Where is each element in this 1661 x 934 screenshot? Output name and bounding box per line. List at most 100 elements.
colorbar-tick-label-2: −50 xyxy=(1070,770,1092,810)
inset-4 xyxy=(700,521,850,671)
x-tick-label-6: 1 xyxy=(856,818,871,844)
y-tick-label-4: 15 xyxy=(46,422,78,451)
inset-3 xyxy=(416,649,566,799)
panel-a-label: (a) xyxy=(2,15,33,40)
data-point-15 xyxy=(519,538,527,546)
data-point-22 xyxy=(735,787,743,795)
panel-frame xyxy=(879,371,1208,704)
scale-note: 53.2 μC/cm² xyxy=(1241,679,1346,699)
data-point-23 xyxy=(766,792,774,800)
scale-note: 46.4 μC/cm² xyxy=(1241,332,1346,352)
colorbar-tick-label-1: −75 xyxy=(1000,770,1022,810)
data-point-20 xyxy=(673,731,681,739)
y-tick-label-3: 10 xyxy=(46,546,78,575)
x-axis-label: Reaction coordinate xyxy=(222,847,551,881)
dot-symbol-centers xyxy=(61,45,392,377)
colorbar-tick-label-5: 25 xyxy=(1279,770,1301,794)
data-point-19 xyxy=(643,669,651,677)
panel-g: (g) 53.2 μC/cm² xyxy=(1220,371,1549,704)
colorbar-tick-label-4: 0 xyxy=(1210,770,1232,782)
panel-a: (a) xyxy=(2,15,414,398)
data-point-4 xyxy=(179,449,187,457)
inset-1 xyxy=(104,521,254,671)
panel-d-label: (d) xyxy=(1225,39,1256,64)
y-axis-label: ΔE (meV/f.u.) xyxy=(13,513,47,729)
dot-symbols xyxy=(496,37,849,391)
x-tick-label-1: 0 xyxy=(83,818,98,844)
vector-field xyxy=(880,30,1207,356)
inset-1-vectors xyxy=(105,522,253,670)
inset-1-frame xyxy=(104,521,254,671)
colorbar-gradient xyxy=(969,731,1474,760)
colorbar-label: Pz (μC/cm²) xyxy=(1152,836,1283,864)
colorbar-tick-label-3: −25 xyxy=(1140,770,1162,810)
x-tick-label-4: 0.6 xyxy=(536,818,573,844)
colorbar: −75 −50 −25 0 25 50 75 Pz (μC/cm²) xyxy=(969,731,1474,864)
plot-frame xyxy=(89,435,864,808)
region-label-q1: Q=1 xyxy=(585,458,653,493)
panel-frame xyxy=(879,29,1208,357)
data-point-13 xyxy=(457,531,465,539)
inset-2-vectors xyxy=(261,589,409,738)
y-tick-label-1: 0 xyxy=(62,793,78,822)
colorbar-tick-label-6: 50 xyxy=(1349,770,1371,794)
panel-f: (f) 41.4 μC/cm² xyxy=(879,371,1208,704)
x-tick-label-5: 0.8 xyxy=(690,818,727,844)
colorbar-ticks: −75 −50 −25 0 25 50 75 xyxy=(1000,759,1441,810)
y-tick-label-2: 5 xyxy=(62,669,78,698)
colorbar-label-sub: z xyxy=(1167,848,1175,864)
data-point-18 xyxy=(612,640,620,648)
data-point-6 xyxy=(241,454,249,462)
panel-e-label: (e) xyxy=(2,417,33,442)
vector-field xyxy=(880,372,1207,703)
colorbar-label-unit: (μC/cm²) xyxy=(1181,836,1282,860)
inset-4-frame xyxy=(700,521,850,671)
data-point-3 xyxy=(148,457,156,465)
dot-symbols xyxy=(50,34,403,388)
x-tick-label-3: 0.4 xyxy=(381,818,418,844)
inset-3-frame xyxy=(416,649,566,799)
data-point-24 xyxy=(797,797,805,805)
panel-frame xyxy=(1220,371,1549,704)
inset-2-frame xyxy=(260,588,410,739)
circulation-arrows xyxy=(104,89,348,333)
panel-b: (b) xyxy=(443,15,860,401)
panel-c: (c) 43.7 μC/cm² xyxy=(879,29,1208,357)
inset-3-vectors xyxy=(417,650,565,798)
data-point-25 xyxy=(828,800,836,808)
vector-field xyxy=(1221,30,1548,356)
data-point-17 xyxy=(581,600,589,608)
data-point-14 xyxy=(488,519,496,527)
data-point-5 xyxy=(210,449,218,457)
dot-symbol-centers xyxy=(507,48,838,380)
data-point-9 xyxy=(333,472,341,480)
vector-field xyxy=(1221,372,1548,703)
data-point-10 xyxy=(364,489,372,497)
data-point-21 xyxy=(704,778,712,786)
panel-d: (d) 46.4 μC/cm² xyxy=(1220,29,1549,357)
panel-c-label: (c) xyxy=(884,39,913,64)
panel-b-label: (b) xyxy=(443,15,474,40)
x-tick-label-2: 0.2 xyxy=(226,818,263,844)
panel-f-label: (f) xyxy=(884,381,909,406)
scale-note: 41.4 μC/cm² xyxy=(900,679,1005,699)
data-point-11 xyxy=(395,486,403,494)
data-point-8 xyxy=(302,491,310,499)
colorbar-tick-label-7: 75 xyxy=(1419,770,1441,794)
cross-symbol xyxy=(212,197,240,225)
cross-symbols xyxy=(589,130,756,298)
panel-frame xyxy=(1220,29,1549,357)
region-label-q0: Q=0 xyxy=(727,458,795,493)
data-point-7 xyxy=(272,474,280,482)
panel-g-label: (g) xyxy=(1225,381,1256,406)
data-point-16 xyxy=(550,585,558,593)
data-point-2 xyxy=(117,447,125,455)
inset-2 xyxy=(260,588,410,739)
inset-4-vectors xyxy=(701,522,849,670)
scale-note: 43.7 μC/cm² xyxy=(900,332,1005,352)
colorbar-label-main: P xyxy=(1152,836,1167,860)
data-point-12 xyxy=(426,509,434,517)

--------------------

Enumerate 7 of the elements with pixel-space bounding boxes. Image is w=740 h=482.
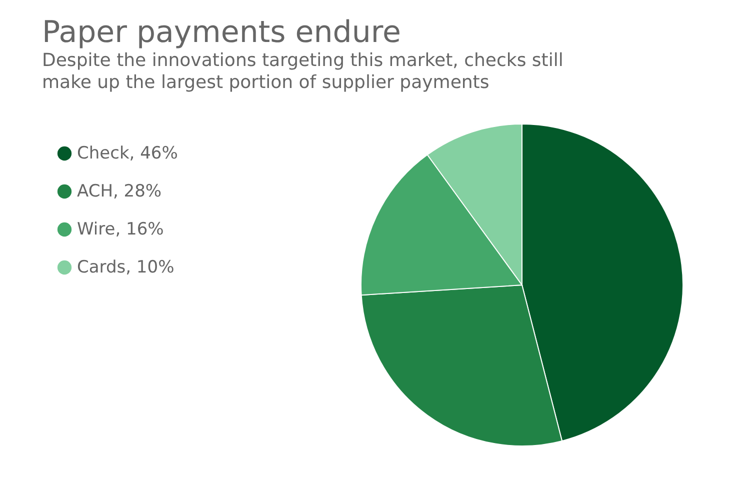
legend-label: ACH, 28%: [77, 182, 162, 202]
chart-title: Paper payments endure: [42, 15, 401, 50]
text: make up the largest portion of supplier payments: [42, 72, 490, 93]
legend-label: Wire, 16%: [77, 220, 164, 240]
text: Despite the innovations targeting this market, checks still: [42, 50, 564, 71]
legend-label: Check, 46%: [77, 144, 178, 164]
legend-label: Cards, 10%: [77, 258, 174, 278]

--------------------

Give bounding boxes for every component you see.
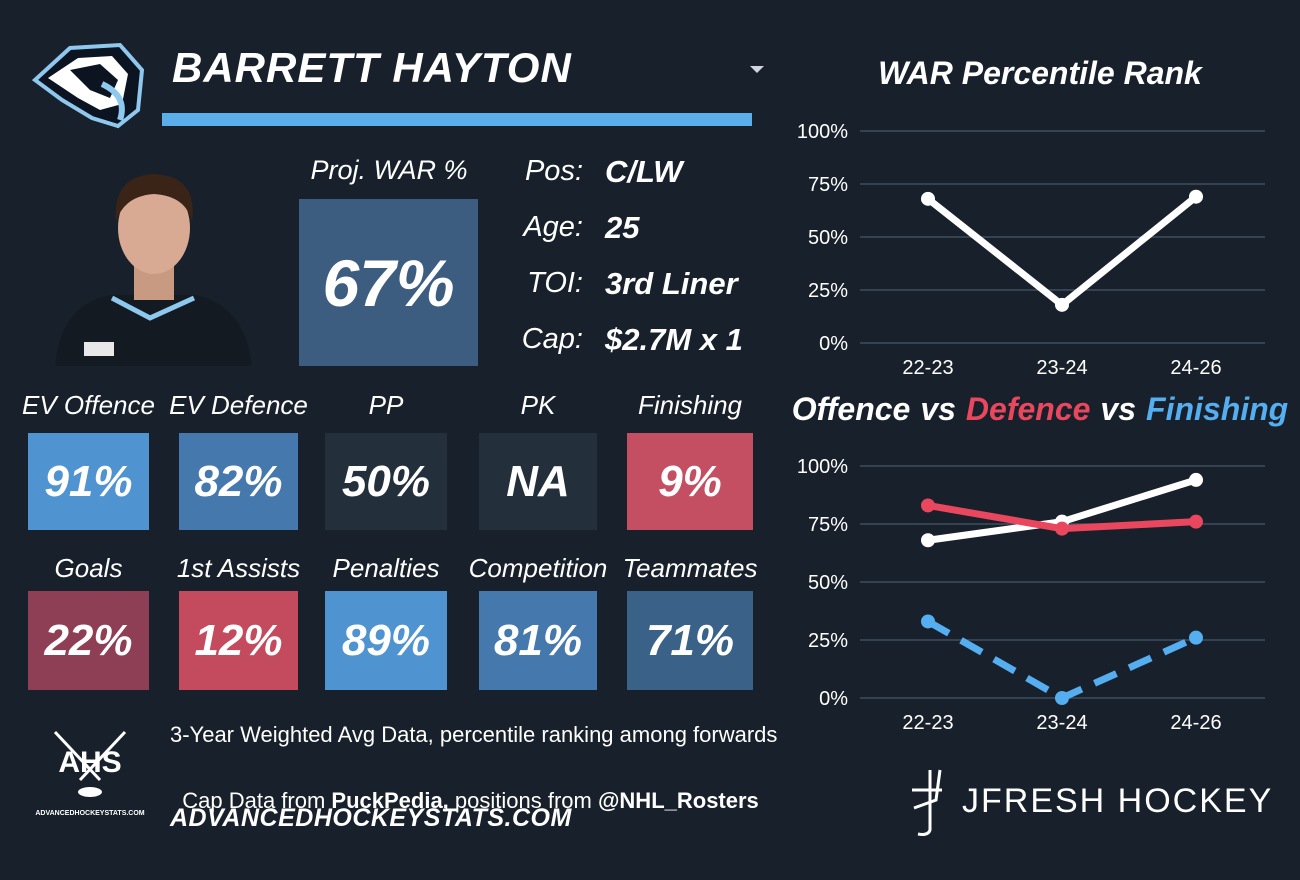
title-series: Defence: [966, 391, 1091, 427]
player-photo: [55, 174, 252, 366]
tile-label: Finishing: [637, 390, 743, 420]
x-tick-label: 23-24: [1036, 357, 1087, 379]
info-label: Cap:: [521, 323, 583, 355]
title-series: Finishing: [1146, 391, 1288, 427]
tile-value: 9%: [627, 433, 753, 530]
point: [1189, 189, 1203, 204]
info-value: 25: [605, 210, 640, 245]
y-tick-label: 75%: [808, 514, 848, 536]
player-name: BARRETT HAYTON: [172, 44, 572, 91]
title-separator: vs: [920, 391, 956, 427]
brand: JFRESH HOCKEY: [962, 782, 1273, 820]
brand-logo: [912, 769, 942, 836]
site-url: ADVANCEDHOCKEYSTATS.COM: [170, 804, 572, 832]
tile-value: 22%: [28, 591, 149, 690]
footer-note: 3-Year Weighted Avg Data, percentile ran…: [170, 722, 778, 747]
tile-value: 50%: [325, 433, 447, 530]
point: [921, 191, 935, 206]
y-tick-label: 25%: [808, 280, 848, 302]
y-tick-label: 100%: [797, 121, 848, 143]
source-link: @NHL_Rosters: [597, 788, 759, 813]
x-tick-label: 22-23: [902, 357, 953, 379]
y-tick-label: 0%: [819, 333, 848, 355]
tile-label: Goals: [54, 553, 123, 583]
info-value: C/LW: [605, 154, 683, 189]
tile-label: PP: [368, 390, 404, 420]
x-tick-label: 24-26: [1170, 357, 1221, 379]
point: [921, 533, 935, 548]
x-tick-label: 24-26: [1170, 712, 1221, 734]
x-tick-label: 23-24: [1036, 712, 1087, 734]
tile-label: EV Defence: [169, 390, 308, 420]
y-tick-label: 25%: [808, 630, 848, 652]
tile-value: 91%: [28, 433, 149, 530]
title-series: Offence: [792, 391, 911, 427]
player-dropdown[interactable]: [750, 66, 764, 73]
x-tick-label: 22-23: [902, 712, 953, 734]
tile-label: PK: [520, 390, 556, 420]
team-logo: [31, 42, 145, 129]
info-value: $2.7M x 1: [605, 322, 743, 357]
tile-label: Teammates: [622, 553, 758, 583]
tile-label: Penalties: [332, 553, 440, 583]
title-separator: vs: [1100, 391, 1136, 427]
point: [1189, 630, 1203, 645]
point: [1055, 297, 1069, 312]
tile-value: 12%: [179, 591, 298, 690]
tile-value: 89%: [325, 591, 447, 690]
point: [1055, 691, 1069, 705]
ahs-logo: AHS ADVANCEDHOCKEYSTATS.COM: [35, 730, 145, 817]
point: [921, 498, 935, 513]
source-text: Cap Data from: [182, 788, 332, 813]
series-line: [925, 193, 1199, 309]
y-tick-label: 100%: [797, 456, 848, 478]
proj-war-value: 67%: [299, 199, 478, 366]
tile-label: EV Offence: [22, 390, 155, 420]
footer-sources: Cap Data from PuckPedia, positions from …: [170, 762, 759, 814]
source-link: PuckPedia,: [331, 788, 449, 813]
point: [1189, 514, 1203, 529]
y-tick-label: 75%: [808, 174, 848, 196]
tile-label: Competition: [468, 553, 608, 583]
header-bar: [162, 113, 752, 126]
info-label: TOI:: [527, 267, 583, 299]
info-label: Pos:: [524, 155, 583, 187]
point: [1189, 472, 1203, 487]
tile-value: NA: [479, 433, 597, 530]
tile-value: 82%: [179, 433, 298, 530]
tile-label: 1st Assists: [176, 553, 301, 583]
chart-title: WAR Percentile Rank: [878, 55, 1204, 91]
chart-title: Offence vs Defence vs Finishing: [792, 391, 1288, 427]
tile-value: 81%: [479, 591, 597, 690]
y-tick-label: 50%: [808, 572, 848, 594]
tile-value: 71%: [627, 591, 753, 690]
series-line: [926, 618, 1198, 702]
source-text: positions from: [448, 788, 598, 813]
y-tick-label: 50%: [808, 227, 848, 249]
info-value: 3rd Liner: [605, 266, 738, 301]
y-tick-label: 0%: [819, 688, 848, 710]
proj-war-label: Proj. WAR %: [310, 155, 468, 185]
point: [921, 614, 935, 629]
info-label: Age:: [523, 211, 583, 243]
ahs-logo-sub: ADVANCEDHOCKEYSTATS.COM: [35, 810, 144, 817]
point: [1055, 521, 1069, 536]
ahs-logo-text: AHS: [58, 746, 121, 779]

--------------------

List every line above that contains the string "brand", matching case exactly.

▶ Task solution
brand: JFRESH HOCKEY: [962, 782, 1273, 820]
brand-logo: [912, 769, 942, 836]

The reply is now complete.